THE EXERCISE =
Check each line of the listing for the word "전문가로" and report how many lines contain it, giving nothing but the number.

EXTRACTED MATERIAL =
————————

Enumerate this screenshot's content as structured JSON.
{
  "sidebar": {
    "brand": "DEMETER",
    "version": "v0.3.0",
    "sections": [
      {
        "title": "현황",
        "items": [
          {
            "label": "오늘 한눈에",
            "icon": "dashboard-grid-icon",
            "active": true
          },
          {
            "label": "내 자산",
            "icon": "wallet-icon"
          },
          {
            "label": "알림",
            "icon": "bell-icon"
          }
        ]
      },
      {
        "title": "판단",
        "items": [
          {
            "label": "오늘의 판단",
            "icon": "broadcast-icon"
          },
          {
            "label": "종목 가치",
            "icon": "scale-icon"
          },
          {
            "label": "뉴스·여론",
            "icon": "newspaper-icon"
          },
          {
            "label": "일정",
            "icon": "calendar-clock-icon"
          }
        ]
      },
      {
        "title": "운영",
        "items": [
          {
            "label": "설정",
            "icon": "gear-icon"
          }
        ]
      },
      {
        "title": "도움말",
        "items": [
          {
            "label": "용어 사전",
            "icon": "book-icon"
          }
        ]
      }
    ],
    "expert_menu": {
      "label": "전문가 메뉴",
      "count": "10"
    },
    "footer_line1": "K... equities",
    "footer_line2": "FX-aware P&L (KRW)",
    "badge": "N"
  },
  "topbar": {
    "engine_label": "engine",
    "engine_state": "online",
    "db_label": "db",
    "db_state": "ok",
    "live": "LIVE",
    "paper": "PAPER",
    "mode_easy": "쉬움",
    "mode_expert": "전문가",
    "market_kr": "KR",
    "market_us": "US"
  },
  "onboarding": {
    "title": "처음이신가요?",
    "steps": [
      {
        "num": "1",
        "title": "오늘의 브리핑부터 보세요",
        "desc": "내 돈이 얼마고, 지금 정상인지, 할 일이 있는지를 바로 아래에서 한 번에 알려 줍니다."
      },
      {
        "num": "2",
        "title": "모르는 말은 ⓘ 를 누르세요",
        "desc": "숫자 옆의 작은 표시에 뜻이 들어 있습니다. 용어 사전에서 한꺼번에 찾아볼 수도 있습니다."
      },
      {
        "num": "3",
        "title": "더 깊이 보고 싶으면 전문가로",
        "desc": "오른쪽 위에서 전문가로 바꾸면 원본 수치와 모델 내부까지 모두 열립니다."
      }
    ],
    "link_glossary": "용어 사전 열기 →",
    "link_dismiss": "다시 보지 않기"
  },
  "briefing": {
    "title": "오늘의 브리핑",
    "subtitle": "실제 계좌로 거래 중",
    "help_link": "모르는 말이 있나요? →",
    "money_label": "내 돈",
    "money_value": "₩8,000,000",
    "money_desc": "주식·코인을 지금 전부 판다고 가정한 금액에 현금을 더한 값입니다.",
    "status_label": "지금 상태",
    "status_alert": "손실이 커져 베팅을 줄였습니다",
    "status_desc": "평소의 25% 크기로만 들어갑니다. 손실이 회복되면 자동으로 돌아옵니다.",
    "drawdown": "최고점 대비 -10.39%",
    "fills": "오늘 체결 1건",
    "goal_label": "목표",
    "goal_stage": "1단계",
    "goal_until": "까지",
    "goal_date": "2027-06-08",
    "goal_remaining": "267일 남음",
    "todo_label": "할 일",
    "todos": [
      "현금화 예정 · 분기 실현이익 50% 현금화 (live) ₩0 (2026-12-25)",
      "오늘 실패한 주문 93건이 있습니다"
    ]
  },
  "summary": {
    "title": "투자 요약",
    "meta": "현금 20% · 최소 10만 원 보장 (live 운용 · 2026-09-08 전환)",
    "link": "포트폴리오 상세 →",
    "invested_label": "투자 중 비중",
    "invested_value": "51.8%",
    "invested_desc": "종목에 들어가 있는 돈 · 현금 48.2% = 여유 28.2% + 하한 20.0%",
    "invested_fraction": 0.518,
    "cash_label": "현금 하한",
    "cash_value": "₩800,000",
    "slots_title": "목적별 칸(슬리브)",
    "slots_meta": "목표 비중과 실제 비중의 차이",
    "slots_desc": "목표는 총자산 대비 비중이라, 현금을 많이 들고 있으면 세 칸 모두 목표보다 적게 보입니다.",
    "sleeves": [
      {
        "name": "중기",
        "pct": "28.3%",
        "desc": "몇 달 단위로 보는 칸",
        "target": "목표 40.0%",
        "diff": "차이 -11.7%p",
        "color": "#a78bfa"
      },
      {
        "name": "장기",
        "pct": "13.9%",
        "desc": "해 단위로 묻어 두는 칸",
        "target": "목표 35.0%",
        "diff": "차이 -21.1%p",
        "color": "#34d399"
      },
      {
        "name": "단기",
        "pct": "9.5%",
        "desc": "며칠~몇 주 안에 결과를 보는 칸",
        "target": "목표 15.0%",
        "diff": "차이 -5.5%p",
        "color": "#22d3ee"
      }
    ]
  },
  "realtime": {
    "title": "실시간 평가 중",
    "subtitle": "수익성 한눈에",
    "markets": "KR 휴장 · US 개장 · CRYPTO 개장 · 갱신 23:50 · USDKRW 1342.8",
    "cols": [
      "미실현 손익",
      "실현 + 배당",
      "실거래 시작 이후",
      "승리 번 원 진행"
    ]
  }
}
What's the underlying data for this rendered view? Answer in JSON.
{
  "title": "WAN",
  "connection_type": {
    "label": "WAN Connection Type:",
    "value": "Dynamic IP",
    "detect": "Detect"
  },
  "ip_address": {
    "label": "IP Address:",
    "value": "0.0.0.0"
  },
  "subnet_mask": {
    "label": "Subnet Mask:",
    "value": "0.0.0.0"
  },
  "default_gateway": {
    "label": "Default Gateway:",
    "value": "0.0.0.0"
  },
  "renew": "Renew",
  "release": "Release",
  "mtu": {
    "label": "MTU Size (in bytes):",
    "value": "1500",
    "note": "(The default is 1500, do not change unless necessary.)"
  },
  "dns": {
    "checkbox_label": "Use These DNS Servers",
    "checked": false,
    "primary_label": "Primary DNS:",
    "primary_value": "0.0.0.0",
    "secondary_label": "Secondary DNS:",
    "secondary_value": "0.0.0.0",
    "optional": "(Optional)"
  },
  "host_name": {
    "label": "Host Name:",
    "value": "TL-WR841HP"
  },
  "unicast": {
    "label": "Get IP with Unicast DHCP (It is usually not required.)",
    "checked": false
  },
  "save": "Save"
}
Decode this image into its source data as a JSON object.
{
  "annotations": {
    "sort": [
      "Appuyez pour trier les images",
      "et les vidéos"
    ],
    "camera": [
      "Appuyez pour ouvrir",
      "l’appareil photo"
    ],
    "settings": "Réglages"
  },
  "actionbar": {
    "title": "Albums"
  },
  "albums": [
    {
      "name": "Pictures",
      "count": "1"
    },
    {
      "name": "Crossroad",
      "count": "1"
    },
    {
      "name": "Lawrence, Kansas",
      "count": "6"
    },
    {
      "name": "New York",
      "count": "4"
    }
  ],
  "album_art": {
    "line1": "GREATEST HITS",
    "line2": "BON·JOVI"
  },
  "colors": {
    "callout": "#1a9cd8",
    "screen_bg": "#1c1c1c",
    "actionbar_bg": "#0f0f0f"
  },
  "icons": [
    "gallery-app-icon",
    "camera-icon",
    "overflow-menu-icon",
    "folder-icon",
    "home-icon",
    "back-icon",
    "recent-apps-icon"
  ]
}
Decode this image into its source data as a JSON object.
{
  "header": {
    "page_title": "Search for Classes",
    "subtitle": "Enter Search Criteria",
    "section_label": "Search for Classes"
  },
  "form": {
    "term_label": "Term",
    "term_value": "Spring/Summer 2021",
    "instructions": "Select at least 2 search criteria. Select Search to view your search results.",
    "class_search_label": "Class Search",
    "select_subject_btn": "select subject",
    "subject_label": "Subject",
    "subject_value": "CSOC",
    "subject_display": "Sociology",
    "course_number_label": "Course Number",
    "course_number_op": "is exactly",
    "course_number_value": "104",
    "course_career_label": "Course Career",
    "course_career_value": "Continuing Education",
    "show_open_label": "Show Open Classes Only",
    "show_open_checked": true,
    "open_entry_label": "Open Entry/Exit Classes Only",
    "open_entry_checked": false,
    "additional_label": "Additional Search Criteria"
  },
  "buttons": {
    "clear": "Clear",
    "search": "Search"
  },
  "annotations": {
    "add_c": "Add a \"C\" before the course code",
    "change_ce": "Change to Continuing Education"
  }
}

————————

FINAL ANSWER =
2